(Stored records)
________________

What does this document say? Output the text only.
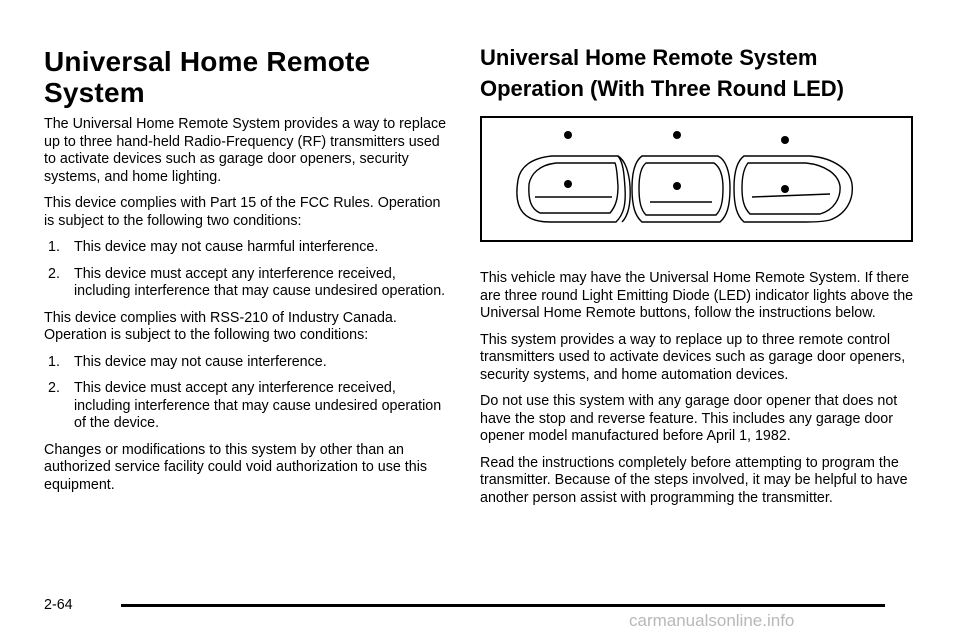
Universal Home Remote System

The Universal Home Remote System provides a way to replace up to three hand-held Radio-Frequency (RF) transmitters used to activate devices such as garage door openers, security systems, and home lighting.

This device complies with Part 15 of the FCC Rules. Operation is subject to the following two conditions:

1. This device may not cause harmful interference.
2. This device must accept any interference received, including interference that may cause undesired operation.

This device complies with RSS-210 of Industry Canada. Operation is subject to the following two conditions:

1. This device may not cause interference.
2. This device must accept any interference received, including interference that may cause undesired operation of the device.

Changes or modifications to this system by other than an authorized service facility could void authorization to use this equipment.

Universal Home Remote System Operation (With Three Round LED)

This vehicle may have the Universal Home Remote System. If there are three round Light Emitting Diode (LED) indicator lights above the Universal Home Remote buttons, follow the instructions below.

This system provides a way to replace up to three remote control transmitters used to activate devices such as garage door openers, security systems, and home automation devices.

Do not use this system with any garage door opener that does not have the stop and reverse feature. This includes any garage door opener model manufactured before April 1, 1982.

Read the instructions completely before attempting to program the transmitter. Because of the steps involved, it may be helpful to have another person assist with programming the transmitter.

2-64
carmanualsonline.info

________________

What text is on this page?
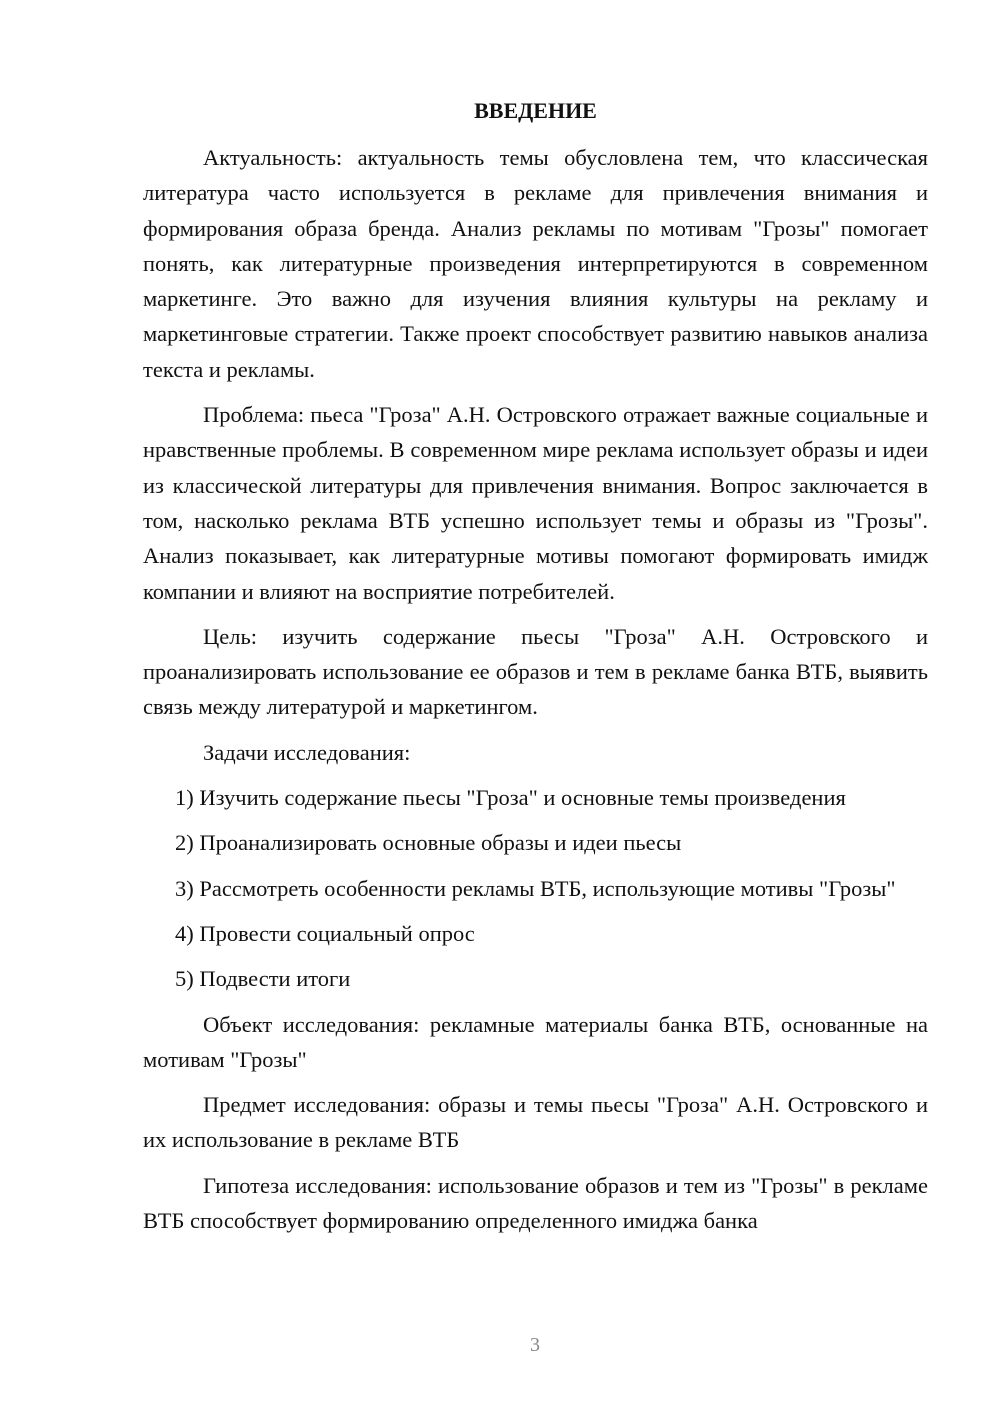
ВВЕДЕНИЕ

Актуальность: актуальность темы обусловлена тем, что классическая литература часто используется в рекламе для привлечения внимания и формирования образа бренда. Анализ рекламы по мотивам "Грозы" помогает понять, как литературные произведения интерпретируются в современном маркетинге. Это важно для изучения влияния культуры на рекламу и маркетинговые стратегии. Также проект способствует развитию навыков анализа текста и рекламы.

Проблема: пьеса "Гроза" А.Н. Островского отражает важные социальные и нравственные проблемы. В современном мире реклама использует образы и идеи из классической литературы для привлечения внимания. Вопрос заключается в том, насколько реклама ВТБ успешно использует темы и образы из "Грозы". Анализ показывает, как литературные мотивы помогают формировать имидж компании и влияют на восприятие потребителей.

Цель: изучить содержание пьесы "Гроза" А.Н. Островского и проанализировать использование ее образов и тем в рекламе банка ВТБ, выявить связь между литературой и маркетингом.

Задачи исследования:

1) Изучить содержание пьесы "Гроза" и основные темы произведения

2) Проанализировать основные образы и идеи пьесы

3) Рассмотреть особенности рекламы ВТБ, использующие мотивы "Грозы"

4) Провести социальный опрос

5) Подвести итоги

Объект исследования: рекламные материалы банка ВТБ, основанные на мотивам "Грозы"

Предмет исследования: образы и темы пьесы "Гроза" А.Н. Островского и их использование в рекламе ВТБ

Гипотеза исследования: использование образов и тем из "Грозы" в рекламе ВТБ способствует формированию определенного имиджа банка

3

________________

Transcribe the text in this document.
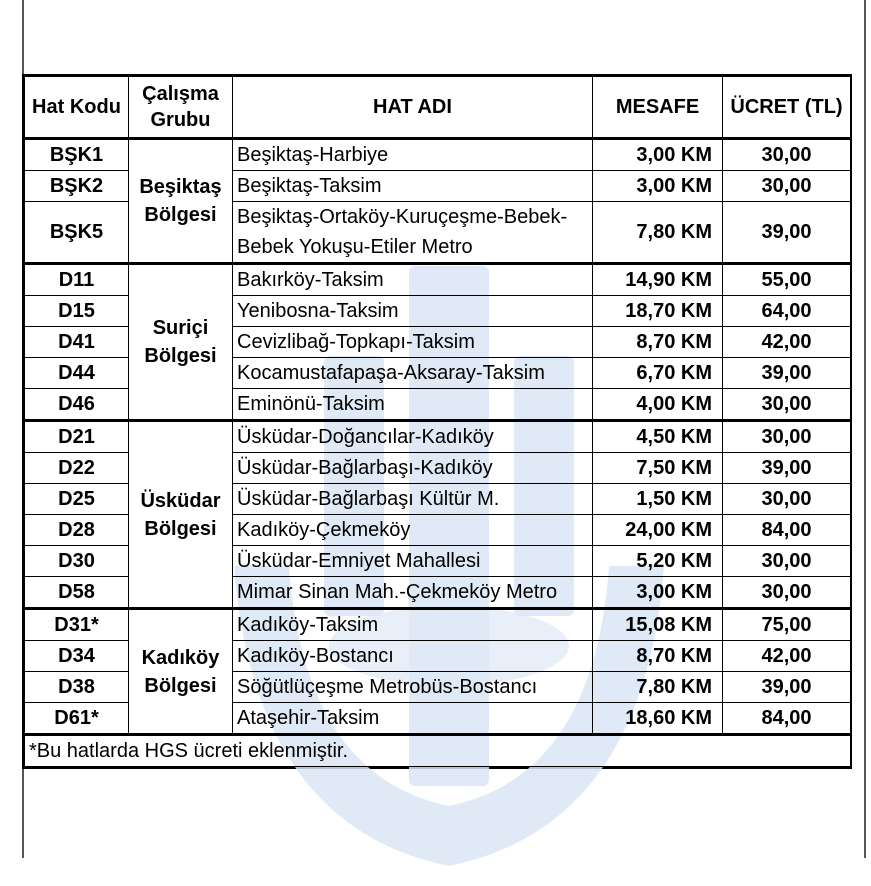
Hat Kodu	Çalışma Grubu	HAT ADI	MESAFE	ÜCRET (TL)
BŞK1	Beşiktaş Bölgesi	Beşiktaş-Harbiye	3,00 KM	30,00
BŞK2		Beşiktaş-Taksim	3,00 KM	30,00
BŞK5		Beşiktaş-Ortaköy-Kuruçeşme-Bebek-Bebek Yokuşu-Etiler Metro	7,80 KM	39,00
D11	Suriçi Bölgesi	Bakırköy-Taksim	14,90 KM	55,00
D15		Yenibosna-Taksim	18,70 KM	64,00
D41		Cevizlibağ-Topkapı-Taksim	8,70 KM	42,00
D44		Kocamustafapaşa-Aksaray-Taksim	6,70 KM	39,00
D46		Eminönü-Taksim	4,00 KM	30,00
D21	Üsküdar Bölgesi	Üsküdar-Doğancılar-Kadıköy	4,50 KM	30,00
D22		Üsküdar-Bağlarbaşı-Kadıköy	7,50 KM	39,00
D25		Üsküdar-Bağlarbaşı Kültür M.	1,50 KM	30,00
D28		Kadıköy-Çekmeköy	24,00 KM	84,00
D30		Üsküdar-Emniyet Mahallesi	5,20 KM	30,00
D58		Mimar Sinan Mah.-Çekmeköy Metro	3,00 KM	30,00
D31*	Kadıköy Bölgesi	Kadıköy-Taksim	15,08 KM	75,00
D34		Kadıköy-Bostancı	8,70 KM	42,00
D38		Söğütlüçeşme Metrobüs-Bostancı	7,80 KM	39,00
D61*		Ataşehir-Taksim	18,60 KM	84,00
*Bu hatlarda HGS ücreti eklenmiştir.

________________

Among the entries above, how many lines include the word "garage"? Reply with the number only.

3